Where the data below has the string "What", return the whole line.
++++ Extracted entries ++++
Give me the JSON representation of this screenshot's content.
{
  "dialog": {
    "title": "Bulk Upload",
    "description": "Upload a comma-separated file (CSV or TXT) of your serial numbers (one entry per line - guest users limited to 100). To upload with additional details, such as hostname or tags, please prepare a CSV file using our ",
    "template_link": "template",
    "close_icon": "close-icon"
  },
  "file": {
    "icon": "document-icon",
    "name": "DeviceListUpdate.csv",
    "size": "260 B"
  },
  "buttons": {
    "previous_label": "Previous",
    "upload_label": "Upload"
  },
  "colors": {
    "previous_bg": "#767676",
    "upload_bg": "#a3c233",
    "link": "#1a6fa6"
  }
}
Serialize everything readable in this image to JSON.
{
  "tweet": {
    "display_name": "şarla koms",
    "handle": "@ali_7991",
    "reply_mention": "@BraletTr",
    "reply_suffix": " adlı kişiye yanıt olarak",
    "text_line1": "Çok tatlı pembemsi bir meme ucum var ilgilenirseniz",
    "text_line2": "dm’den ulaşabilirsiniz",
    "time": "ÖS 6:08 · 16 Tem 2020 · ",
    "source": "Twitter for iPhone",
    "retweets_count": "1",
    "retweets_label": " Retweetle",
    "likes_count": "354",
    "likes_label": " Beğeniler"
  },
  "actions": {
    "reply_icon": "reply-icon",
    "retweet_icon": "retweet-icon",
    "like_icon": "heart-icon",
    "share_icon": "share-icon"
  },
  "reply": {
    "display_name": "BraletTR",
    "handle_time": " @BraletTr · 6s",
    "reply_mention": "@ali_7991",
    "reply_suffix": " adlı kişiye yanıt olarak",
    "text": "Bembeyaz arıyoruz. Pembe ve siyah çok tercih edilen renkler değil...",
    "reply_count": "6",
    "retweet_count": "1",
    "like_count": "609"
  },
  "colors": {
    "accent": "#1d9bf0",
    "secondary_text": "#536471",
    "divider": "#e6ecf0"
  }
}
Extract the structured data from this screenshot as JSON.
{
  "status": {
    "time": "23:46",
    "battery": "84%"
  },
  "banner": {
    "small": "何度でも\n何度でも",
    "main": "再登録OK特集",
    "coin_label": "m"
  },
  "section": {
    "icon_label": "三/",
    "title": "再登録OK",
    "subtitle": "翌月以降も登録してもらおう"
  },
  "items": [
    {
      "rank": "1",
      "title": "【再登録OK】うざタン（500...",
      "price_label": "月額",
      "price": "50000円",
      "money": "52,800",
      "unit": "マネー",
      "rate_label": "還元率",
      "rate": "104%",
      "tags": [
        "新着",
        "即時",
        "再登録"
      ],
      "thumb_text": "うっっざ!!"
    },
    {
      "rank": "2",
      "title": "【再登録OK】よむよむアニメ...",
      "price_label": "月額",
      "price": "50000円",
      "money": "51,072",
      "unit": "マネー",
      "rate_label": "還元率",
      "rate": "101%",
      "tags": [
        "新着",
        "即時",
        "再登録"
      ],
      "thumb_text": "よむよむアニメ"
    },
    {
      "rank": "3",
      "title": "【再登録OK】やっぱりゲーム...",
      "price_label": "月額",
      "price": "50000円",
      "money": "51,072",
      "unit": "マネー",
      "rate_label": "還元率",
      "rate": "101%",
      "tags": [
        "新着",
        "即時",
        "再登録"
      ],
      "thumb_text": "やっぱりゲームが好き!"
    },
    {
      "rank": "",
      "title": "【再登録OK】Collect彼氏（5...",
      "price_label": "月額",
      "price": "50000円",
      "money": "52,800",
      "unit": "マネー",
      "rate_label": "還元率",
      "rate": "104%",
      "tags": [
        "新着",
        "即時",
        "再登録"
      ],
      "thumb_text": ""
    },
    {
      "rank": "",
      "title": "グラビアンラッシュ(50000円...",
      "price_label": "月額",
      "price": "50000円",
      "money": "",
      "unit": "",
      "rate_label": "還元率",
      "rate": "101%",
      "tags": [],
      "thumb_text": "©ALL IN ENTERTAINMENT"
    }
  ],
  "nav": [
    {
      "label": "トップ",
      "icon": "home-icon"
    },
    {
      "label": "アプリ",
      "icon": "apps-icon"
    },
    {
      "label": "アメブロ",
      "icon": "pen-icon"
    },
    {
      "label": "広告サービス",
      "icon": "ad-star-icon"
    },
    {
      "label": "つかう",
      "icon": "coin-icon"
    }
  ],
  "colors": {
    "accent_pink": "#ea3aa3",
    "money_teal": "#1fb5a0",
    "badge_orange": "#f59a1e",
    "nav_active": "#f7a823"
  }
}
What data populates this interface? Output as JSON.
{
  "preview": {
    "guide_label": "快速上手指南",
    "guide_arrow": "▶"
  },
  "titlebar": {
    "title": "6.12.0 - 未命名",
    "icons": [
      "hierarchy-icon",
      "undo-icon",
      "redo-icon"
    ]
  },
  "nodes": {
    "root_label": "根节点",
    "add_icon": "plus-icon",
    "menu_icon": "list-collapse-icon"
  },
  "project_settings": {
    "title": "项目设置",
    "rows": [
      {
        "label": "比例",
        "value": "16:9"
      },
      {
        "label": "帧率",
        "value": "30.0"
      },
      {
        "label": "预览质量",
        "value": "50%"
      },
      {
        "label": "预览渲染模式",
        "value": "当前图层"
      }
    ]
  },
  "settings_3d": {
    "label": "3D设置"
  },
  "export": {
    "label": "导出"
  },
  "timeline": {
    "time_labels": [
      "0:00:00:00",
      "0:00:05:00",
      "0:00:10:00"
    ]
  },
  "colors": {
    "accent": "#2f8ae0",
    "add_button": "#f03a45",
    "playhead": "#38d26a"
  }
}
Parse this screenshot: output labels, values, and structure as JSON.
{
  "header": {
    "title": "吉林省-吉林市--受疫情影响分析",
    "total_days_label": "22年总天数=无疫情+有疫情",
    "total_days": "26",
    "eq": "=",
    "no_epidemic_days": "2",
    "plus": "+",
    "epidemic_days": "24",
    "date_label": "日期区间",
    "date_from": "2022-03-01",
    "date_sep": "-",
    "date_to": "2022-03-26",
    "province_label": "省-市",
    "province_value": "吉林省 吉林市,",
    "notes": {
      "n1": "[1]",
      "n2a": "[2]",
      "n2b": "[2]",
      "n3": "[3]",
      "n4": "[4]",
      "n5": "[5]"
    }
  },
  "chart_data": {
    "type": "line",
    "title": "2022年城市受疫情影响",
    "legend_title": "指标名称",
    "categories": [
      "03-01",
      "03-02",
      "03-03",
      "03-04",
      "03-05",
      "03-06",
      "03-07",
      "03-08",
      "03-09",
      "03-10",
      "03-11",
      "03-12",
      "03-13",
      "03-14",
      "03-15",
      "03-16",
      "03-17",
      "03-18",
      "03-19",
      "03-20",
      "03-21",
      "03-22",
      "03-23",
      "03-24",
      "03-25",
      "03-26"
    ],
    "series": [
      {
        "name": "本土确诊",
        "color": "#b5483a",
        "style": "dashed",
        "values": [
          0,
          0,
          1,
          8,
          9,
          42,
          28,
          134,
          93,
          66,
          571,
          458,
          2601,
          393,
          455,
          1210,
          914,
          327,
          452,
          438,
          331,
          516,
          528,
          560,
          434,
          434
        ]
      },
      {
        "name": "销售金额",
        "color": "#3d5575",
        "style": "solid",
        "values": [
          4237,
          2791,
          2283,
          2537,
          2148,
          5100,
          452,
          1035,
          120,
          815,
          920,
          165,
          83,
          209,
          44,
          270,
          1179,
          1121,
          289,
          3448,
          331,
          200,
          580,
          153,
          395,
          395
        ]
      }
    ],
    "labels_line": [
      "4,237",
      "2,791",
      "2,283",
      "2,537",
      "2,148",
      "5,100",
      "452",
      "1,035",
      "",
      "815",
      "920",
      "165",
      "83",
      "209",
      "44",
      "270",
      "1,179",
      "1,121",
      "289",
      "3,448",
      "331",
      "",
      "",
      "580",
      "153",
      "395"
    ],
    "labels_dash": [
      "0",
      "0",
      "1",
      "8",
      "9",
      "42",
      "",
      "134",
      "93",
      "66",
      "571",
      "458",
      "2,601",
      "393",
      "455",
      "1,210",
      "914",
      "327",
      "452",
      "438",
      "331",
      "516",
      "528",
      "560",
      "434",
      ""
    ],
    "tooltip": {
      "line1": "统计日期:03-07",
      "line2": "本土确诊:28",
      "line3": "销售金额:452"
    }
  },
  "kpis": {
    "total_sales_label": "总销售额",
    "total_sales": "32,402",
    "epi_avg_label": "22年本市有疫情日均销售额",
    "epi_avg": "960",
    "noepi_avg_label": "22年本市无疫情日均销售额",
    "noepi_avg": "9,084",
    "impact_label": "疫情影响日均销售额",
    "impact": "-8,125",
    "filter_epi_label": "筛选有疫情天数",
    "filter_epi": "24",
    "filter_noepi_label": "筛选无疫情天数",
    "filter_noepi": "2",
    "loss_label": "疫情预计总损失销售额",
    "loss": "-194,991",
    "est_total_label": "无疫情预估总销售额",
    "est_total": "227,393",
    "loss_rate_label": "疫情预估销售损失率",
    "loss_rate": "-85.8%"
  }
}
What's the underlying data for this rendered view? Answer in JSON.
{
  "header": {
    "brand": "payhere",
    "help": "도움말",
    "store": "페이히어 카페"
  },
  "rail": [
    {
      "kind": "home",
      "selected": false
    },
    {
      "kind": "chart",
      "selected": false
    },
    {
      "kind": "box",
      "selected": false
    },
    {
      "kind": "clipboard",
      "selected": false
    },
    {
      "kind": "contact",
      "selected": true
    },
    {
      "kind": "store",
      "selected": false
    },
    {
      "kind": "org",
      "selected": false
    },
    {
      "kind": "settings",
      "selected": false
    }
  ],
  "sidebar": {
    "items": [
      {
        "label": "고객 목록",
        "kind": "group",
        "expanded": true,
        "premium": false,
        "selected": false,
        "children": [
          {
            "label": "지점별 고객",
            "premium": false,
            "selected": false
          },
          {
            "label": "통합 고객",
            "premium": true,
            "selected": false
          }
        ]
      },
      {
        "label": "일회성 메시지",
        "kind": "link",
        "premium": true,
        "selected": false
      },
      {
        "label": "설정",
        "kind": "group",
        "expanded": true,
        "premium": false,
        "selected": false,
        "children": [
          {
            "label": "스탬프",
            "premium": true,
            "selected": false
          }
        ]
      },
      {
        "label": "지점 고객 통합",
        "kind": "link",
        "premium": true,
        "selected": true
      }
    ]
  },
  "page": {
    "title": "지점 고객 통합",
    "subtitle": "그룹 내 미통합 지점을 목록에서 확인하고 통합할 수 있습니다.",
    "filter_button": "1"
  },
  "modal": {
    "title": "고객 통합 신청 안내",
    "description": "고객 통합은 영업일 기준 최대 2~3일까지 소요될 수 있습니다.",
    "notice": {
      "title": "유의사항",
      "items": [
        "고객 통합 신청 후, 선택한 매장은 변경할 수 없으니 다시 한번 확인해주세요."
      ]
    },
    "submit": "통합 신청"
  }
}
++++
Expected answer:
What data populates this interface? Output as JSON.
What's the underlying data for this rendered view? Answer in JSON.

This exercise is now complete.